#### Data excerpts:
-- begin --
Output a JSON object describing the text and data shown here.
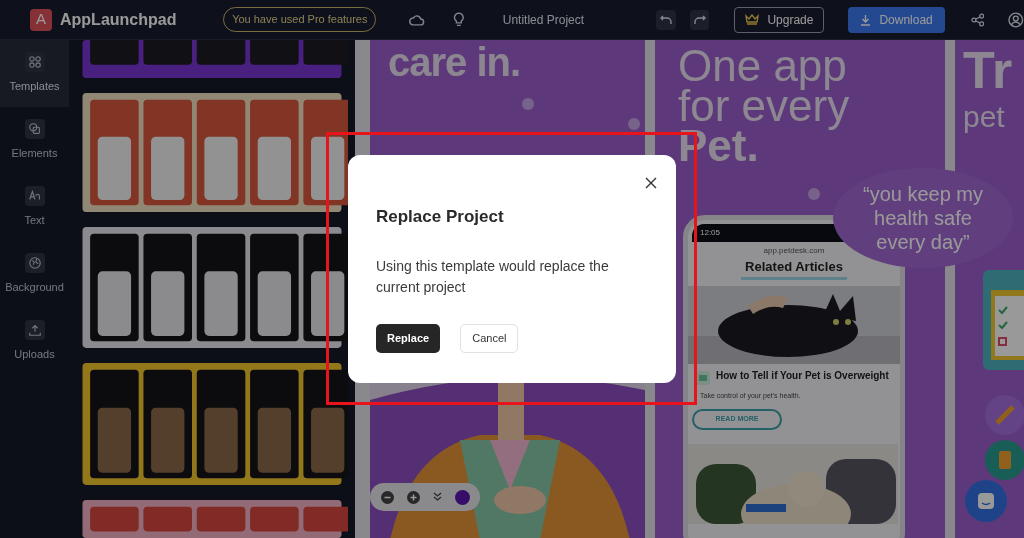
{
  "topbar": {
    "logo_letter": "A",
    "app_name": "AppLaunchpad",
    "pro_notice": "You have used Pro features",
    "project_title": "Untitled Project",
    "upgrade_label": "Upgrade",
    "download_label": "Download"
  },
  "sidebar": {
    "items": [
      {
        "label": "Templates",
        "selected": true
      },
      {
        "label": "Elements",
        "selected": false
      },
      {
        "label": "Text",
        "selected": false
      },
      {
        "label": "Background",
        "selected": false
      },
      {
        "label": "Uploads",
        "selected": false
      }
    ]
  },
  "slide_1": {
    "heading": "care in."
  },
  "slide_2": {
    "headline": [
      "One app",
      "for every"
    ],
    "headline_bold": "Pet.",
    "quote": "“you keep my health safe every day”",
    "phone": {
      "time": "12:05",
      "url": "app.petdesk.com",
      "section_title": "Related Articles",
      "article_title": "How to Tell if Your Pet is Overweight",
      "article_summary": "Take control of your pet's health.",
      "button": "READ MORE"
    }
  },
  "slide_3": {
    "heading": "Tr",
    "subheading": "pet"
  },
  "modal": {
    "title": "Replace Project",
    "message": "Using this template would replace the current project",
    "primary_button": "Replace",
    "secondary_button": "Cancel"
  }
}
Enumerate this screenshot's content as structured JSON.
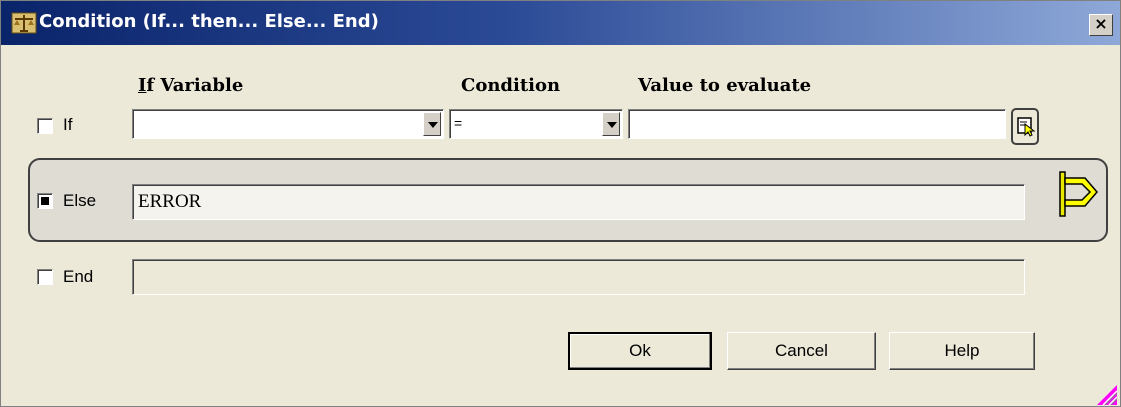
{
  "window": {
    "title": "Condition (If... then... Else... End)",
    "close_glyph": "×",
    "title_icon": "scales-icon"
  },
  "headers": {
    "if_variable_first": "I",
    "if_variable_rest": "f Variable",
    "condition": "Condition",
    "value_to_evaluate": "Value to evaluate"
  },
  "if_row": {
    "label": "If",
    "checked": false,
    "variable_value": "",
    "condition_value": "=",
    "evaluate_value": "",
    "pick_icon": "select-value-icon"
  },
  "else_row": {
    "label": "Else",
    "checked": true,
    "value": "ERROR",
    "marker_icon": "yellow-flag-arrow-icon"
  },
  "end_row": {
    "label": "End",
    "checked": false,
    "value": ""
  },
  "buttons": {
    "ok": "Ok",
    "cancel": "Cancel",
    "help": "Help"
  },
  "colors": {
    "title_gradient_start": "#0a246a",
    "title_gradient_end": "#8ea8d8",
    "dialog_bg": "#ece9d8",
    "else_marker": "#ffff00"
  }
}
-- end --
#### Exercise goal:
List all lines from the entries that include the word "every".

#### Full output:
      "for every"
    "quote": "“you keep my health safe every day”",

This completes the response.